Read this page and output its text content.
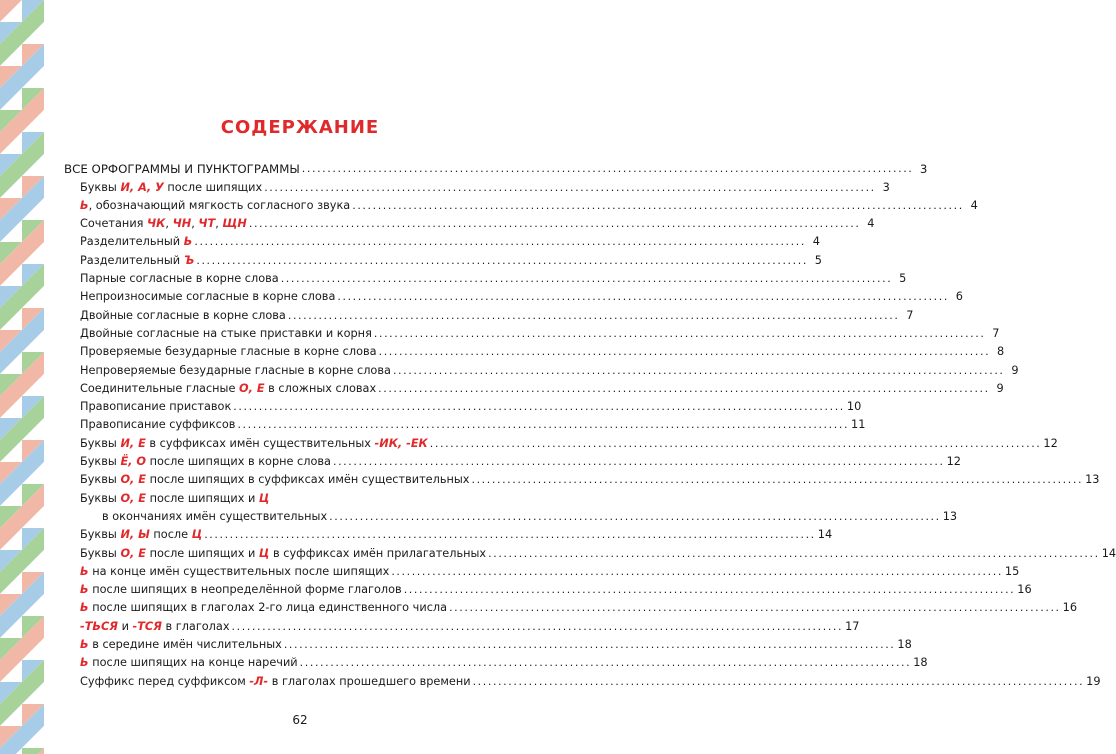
СОДЕРЖАНИЕ
ВСЕ ОРФОГРАММЫ И ПУНКТОГРАММЫ ........................................................................................................................ 3
Буквы И, А, У после шипящих ........................................................................................................................ 3
Ь, обозначающий мягкость согласного звука ........................................................................................................................ 4
Сочетания ЧК, ЧН, ЧТ, ЩН ........................................................................................................................ 4
Разделительный Ь ........................................................................................................................ 4
Разделительный Ъ ........................................................................................................................ 5
Парные согласные в корне слова ........................................................................................................................ 5
Непроизносимые согласные в корне слова ........................................................................................................................ 6
Двойные согласные в корне слова ........................................................................................................................ 7
Двойные согласные на стыке приставки и корня ........................................................................................................................ 7
Проверяемые безударные гласные в корне слова ........................................................................................................................ 8
Непроверяемые безударные гласные в корне слова ........................................................................................................................ 9
Соединительные гласные О, Е в сложных словах ........................................................................................................................ 9
Правописание приставок ........................................................................................................................ 10
Правописание суффиксов ........................................................................................................................ 11
Буквы И, Е в суффиксах имён существительных -ИК, -ЕК ........................................................................................................................ 12
Буквы Ё, О после шипящих в корне слова ........................................................................................................................ 12
Буквы О, Е после шипящих в суффиксах имён существительных ........................................................................................................................ 13
Буквы О, Е после шипящих и Ц
в окончаниях имён существительных ........................................................................................................................ 13
Буквы И, Ы после Ц ........................................................................................................................ 14
Буквы О, Е после шипящих и Ц в суффиксах имён прилагательных ........................................................................................................................ 14
Ь на конце имён существительных после шипящих ........................................................................................................................ 15
Ь после шипящих в неопределённой форме глаголов ........................................................................................................................ 16
Ь после шипящих в глаголах 2-го лица единственного числа ........................................................................................................................ 16
-ТЬСЯ и -ТСЯ в глаголах ........................................................................................................................ 17
Ь в середине имён числительных ........................................................................................................................ 18
Ь после шипящих на конце наречий ........................................................................................................................ 18
Суффикс перед суффиксом -Л- в глаголах прошедшего времени ........................................................................................................................ 19
62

┄┄┄┄┄┄

## What the task requires
Tally the lines in the listing that hold "Двойные" and report the number alone.

## Reply
2